Please copy the rows below, starting at the first row and ending at the line containing "legend-swatch-w2 [658,473,700,488]", swapping "y-tick-label" for "y-axis-tick" and leaving everything else unchanged.
─── Provided records
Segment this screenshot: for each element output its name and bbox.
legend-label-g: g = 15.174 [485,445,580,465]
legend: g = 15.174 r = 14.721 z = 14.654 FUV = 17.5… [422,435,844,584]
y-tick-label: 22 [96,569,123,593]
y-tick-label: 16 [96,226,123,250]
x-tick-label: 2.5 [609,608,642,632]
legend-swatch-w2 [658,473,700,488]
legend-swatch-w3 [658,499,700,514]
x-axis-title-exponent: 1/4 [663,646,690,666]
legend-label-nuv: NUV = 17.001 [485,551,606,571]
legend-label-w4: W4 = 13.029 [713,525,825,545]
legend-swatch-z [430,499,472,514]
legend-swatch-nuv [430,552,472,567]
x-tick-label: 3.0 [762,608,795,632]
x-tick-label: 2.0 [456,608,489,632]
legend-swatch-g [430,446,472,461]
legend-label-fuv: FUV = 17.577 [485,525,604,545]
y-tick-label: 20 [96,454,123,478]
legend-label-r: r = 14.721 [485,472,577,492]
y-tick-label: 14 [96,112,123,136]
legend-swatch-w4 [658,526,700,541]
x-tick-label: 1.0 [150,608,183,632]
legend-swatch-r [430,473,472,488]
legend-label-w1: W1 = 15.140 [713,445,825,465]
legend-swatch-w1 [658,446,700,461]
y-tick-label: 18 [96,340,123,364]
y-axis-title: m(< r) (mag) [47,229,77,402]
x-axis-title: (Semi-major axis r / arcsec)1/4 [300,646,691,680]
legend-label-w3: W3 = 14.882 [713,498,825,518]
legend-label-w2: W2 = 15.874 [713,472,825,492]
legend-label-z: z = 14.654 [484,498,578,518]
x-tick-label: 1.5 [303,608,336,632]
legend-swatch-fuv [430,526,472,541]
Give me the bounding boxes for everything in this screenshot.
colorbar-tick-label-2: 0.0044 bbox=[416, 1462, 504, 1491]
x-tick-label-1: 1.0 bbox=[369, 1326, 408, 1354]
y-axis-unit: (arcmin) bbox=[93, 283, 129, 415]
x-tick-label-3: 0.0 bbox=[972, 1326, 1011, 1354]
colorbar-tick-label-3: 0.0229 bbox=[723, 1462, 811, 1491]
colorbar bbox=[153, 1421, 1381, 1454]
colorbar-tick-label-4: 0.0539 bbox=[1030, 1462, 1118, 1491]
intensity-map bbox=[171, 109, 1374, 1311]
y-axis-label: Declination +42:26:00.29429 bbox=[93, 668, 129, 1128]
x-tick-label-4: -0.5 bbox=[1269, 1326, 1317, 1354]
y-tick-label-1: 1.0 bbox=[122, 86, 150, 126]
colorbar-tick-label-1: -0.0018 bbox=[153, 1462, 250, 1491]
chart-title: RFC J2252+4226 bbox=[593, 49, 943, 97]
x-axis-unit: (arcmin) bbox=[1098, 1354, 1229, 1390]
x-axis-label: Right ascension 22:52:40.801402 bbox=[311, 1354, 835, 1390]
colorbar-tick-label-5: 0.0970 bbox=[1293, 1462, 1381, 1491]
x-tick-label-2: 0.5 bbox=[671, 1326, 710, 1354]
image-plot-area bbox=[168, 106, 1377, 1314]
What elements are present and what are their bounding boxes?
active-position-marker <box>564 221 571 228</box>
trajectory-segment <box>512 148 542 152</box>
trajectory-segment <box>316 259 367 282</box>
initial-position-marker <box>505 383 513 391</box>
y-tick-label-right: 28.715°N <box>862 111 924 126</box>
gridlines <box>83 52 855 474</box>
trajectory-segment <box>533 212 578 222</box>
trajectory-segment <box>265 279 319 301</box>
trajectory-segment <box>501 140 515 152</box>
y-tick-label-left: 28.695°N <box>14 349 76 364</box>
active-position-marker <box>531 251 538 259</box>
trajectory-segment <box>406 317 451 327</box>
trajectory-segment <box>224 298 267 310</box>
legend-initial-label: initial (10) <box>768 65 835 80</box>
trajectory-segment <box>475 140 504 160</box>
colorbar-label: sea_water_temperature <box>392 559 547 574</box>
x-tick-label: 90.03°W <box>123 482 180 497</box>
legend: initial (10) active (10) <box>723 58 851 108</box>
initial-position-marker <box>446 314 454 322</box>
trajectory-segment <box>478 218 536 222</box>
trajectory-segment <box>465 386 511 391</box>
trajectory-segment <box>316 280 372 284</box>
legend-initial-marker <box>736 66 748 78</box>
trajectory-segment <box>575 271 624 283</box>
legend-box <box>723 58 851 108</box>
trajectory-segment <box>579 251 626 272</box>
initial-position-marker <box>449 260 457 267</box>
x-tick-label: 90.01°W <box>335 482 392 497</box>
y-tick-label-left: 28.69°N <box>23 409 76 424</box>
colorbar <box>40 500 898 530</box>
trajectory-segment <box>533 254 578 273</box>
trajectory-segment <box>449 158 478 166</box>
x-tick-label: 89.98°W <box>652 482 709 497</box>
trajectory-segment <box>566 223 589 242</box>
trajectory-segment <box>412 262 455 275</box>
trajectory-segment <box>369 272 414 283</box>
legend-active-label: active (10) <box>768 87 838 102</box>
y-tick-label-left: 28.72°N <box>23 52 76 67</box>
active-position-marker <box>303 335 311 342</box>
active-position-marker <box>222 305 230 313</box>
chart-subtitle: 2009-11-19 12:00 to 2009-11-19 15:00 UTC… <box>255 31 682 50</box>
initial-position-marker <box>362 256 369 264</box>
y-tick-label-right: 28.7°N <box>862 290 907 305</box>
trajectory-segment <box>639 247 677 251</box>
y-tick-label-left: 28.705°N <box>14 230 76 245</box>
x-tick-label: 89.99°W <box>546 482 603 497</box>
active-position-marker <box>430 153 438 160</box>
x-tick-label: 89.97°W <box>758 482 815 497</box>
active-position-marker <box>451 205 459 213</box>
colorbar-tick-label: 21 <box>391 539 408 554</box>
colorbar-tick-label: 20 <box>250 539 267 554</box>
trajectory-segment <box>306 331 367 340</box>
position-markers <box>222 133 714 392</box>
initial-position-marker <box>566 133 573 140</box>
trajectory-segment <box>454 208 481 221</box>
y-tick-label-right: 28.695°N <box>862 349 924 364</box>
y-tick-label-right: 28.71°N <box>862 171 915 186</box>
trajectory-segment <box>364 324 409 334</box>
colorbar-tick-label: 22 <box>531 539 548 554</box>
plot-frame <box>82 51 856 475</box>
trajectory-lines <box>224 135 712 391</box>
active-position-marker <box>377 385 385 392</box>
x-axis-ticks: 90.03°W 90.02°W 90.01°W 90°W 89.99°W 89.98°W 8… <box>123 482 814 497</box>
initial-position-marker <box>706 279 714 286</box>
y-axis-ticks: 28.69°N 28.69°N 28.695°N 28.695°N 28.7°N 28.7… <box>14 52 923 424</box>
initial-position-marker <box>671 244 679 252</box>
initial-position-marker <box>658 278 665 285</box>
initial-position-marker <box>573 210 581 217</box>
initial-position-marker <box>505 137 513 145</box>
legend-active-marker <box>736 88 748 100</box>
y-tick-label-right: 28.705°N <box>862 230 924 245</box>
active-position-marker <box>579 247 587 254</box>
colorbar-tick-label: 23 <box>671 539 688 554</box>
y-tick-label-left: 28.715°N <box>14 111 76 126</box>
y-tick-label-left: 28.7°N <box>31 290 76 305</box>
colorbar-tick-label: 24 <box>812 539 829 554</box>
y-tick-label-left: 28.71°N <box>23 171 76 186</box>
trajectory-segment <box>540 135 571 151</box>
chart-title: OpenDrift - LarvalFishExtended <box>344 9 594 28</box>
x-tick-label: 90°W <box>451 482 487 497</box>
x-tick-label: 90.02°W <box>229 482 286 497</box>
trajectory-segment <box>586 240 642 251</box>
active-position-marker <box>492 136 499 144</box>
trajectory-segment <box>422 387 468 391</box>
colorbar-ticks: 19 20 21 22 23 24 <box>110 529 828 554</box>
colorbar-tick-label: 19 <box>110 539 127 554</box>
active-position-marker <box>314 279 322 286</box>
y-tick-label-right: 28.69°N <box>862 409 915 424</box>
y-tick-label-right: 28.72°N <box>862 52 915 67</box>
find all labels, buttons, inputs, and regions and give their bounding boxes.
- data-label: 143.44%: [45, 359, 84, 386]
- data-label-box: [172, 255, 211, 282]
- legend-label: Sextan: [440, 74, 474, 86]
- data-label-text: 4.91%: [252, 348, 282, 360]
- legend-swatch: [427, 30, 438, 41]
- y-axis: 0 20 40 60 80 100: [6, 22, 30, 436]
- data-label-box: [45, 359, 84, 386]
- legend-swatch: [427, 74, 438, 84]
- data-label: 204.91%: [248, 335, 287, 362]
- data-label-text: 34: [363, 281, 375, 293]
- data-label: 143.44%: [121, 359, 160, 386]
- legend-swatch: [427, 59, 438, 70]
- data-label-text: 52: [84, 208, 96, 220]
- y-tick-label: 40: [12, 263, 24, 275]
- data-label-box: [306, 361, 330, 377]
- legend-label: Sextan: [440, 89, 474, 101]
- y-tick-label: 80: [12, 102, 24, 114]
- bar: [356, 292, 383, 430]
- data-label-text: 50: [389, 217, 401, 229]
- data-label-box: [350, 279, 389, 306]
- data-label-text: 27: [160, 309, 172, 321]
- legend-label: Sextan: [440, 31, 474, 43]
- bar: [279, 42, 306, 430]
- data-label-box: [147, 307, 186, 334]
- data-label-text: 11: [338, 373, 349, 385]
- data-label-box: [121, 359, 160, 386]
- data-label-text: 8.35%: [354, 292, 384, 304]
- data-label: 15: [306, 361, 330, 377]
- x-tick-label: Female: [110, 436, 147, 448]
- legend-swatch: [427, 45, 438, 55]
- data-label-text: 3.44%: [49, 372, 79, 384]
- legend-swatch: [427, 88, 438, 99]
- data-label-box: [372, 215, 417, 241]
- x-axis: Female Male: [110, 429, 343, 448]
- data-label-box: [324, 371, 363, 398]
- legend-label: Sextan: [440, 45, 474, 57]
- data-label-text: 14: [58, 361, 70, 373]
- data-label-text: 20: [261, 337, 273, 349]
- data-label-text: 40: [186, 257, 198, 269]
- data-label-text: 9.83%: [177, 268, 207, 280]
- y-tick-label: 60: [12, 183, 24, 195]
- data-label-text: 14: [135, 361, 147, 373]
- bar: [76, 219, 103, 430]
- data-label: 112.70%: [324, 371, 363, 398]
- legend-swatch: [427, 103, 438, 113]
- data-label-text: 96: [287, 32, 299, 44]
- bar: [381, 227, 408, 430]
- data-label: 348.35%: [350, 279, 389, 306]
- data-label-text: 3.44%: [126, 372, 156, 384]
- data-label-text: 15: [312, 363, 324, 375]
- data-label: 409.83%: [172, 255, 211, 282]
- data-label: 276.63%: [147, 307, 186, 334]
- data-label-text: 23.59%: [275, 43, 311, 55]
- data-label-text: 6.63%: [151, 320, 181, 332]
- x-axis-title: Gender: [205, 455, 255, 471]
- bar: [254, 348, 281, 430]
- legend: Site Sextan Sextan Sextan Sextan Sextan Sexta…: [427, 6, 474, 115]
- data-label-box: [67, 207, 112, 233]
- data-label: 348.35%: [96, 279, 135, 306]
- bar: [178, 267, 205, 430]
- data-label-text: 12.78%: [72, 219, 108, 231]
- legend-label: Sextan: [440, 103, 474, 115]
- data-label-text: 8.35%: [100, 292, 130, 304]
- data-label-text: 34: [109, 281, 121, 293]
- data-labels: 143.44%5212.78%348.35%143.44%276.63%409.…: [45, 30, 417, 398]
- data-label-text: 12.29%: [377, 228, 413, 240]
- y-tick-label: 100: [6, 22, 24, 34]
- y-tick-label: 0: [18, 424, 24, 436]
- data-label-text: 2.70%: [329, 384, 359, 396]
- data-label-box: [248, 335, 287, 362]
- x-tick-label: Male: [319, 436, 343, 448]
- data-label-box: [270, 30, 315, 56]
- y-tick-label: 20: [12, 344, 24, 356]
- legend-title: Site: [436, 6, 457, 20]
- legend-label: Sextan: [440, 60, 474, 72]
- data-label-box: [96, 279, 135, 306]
──────
Expected answer
Segment this screenshot: for each element output its name and bbox.
legend-label-g: g = 15.174 [485,445,580,465]
legend: g = 15.174 r = 14.721 z = 14.654 FUV = 17.5… [422,435,844,584]
y-axis-tick: 22 [96,569,123,593]
y-axis-tick: 16 [96,226,123,250]
x-tick-label: 2.5 [609,608,642,632]
legend-swatch-w2 [658,473,700,488]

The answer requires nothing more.